**Directions**. Look through the listing below and report how many lines contain "structured", as a bare number.

## START Rows

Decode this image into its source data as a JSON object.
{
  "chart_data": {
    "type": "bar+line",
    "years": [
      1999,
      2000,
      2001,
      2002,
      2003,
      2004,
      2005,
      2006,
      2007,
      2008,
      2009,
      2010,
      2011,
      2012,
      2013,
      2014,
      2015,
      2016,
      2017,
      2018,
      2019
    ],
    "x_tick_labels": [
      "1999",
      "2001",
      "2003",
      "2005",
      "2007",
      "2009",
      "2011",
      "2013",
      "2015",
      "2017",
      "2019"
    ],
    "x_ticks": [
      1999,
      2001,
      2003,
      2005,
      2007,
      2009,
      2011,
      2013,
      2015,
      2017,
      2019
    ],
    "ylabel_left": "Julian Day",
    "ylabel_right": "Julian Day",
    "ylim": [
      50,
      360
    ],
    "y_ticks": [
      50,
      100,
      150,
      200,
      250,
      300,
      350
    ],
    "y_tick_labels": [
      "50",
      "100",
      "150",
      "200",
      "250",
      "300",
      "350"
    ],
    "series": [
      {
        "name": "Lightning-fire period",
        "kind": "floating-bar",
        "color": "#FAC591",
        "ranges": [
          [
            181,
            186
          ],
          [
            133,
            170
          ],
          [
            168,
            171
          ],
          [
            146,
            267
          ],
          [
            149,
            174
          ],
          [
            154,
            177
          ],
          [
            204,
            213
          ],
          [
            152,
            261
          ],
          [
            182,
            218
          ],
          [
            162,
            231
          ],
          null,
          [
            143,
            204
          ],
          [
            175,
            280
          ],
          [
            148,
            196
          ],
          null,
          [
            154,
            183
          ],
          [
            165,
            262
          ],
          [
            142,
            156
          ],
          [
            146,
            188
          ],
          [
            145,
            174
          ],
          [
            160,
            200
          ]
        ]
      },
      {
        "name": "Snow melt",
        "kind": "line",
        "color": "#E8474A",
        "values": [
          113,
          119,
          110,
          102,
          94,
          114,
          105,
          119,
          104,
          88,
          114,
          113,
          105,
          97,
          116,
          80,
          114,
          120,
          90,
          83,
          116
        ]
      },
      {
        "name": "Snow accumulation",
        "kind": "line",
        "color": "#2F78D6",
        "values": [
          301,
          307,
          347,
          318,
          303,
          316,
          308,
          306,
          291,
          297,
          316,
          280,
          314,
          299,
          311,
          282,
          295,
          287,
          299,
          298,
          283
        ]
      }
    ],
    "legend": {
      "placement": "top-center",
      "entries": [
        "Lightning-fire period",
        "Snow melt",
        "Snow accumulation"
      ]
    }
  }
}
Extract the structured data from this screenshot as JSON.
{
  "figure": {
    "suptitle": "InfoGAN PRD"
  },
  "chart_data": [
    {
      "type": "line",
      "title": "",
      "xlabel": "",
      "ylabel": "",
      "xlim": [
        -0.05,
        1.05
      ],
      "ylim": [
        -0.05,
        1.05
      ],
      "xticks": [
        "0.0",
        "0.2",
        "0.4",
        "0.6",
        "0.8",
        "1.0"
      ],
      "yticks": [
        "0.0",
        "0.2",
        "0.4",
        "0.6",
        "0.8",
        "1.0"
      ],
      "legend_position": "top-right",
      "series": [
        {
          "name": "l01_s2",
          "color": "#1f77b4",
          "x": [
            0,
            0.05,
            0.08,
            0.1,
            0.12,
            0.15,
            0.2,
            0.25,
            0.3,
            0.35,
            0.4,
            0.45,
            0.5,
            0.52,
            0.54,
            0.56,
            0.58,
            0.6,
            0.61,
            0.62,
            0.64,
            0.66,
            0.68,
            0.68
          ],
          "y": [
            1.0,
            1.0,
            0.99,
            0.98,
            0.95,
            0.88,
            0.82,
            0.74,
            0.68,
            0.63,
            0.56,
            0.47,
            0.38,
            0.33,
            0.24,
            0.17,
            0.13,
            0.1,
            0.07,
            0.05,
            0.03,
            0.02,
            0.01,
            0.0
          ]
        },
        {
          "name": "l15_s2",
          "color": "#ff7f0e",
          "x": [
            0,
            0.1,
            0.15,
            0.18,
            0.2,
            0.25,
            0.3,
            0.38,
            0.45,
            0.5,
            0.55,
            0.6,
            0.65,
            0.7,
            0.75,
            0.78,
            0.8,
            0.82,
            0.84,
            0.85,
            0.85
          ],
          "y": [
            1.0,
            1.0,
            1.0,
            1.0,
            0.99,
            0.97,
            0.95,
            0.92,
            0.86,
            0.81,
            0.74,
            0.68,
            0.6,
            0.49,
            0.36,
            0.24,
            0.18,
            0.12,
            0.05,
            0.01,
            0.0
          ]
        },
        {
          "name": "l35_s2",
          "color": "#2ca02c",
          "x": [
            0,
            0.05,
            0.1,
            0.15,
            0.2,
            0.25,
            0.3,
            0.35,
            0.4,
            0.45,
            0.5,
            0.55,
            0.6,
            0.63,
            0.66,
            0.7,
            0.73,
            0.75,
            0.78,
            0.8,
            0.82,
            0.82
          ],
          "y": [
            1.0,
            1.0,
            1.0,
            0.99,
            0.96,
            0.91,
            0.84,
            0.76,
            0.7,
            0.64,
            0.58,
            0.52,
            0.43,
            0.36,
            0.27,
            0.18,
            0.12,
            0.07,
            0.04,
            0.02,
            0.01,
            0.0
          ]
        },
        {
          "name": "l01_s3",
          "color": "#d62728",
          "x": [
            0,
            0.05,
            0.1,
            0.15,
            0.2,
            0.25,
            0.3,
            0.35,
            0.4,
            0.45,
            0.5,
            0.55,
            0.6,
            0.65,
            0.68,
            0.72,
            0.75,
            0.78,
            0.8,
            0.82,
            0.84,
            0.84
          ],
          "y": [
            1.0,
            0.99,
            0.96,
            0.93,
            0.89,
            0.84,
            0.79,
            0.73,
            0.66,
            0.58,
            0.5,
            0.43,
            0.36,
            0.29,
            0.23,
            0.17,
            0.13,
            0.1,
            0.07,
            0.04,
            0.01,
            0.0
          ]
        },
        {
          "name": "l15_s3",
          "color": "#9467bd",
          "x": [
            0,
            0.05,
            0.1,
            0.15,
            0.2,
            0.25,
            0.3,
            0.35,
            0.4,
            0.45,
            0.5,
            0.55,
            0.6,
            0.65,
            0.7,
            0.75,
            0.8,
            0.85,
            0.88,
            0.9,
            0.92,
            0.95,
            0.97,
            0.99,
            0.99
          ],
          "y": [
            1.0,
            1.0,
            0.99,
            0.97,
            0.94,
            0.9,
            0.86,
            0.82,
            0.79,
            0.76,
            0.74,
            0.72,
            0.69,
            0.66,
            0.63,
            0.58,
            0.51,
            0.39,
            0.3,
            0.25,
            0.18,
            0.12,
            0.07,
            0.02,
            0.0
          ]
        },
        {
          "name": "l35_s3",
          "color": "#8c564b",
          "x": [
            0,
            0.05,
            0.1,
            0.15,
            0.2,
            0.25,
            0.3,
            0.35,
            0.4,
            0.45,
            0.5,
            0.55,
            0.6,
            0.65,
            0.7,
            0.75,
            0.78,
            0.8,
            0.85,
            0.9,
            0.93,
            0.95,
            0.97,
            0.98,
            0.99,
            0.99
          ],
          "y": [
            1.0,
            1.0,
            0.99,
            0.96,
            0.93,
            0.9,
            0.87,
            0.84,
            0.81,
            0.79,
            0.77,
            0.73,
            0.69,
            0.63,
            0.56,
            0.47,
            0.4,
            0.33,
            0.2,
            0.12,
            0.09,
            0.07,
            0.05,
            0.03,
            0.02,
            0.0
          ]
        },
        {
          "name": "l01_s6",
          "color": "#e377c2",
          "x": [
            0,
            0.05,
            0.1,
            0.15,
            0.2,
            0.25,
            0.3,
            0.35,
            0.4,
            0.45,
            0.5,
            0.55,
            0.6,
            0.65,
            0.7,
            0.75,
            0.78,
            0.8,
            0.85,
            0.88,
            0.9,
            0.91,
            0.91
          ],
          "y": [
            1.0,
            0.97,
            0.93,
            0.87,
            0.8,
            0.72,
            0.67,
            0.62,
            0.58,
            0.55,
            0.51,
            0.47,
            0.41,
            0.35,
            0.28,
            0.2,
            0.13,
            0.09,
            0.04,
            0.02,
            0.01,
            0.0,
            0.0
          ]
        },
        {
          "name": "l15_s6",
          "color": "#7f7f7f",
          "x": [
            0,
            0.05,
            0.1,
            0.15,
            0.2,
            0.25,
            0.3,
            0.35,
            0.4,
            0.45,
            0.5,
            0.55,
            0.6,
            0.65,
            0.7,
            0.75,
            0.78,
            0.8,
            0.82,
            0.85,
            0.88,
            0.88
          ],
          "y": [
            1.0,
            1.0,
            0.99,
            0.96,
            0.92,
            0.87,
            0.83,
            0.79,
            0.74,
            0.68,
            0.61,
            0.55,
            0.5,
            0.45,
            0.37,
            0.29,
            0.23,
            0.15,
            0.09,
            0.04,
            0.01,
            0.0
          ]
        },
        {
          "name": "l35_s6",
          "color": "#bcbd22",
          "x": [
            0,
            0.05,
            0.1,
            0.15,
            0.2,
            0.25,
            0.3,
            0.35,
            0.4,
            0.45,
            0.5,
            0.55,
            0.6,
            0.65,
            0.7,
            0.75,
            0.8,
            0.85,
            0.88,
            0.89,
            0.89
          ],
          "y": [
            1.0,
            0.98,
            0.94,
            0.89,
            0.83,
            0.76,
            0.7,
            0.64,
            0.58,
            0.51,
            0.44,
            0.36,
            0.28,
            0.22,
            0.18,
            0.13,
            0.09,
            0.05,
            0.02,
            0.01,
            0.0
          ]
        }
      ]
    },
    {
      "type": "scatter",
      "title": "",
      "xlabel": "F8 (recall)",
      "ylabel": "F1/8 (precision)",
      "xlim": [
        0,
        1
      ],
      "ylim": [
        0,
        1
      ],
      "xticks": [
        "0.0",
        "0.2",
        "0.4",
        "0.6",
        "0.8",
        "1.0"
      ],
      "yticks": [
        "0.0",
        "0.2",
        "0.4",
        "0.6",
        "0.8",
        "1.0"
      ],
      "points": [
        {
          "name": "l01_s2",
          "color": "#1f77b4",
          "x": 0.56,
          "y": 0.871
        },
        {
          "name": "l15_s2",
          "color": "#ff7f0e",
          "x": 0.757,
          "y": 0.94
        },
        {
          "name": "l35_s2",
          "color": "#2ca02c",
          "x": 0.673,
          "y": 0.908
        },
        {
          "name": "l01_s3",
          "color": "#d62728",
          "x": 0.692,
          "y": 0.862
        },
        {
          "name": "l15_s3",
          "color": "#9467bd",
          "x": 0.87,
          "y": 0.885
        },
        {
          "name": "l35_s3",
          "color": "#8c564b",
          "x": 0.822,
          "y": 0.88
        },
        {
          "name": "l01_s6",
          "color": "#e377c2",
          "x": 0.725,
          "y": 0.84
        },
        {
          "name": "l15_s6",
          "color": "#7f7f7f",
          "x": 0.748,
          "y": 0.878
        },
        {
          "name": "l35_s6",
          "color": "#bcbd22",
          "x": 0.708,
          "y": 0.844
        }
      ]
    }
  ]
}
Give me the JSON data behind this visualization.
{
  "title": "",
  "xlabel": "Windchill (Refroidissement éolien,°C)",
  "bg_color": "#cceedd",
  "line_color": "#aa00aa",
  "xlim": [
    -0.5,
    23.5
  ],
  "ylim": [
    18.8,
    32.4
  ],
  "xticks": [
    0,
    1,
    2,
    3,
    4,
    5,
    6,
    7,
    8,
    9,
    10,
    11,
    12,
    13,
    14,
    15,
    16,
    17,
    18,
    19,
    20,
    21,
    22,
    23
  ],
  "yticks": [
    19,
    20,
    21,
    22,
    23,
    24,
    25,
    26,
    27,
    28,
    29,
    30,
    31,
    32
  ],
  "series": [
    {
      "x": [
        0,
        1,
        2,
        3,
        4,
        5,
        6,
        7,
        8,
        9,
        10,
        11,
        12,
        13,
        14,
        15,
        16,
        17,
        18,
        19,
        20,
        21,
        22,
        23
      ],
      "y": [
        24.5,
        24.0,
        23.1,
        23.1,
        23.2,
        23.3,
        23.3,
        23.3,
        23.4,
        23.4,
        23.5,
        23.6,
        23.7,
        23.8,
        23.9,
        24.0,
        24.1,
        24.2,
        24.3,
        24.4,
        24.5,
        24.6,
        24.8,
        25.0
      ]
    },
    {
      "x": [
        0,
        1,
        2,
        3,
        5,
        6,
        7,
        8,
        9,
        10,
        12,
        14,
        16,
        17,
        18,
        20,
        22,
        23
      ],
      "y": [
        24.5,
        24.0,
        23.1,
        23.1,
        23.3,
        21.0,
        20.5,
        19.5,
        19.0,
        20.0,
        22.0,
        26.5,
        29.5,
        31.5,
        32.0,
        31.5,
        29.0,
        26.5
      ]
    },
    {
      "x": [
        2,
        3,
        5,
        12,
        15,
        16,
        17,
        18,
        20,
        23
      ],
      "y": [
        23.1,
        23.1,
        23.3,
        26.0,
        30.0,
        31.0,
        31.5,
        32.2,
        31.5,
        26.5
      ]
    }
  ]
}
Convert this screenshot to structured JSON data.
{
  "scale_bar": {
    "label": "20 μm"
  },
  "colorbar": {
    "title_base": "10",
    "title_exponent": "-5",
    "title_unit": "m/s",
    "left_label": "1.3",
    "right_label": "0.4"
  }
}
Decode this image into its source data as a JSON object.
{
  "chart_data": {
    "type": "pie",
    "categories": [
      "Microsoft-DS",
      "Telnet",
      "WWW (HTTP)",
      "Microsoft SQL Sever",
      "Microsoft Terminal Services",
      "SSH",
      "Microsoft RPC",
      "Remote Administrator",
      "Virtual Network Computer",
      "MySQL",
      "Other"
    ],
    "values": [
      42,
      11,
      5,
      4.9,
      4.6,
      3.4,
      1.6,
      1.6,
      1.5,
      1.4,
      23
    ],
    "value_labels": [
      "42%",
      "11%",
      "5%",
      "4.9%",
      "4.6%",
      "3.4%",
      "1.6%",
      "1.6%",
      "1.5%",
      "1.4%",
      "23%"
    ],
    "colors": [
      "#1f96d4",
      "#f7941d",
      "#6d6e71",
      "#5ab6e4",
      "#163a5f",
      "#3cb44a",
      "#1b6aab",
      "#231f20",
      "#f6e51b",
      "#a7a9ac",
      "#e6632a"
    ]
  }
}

## END Rows

**Answer to this exercise**. 2